| THE TASK |
Extract all data as written.

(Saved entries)
※ ※ ※
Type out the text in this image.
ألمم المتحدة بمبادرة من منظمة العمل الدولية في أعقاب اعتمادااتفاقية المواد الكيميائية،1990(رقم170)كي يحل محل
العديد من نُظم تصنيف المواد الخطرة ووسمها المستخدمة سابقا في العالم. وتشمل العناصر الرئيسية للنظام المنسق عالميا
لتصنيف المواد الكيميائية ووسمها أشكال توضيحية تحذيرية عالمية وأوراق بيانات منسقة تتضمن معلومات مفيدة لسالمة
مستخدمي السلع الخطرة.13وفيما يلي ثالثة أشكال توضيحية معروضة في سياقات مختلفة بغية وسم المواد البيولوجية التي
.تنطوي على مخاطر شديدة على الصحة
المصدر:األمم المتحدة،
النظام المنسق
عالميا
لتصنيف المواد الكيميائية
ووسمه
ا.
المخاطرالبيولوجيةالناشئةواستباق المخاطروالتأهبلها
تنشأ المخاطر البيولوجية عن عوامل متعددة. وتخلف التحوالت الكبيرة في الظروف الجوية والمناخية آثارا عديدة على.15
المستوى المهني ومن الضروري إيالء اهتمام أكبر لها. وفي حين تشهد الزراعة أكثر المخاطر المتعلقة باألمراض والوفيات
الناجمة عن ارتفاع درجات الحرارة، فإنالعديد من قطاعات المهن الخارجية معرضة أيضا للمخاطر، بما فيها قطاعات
※ ※ ※
| COMPLETED TASK |
Type out the text in this image.
ألمم المتحدة بمبادرة من منظمة العمل الدولية في أعقاب اعتمادااتفاقية المواد الكيميائية،1990(رقم170)كي يحل محل
العديد من نُظم تصنيف المواد الخطرة ووسمها المستخدمة سابقا في العالم. وتشمل العناصر الرئيسية للنظام المنسق عالميا
لتصنيف المواد الكيميائية ووسمها أشكال توضيحية تحذيرية عالمية وأوراق بيانات منسقة تتضمن معلومات مفيدة لسالمة
مستخدمي السلع الخطرة.13وفيما يلي ثالثة أشكال توضيحية معروضة في سياقات مختلفة بغية وسم المواد البيولوجية التي
.تنطوي على مخاطر شديدة على الصحة
المصدر:األمم المتحدة،
النظام المنسق
عالميا
لتصنيف المواد الكيميائية
ووسمه
ا.
المخاطرالبيولوجيةالناشئةواستباق المخاطروالتأهبلها
تنشأ المخاطر البيولوجية عن عوامل متعددة. وتخلف التحوالت الكبيرة في الظروف الجوية والمناخية آثارا عديدة على.15
المستوى المهني ومن الضروري إيالء اهتمام أكبر لها. وفي حين تشهد الزراعة أكثر المخاطر المتعلقة باألمراض والوفيات
الناجمة عن ارتفاع درجات الحرارة، فإنالعديد من قطاعات المهن الخارجية معرضة أيضا للمخاطر، بما فيها قطاعات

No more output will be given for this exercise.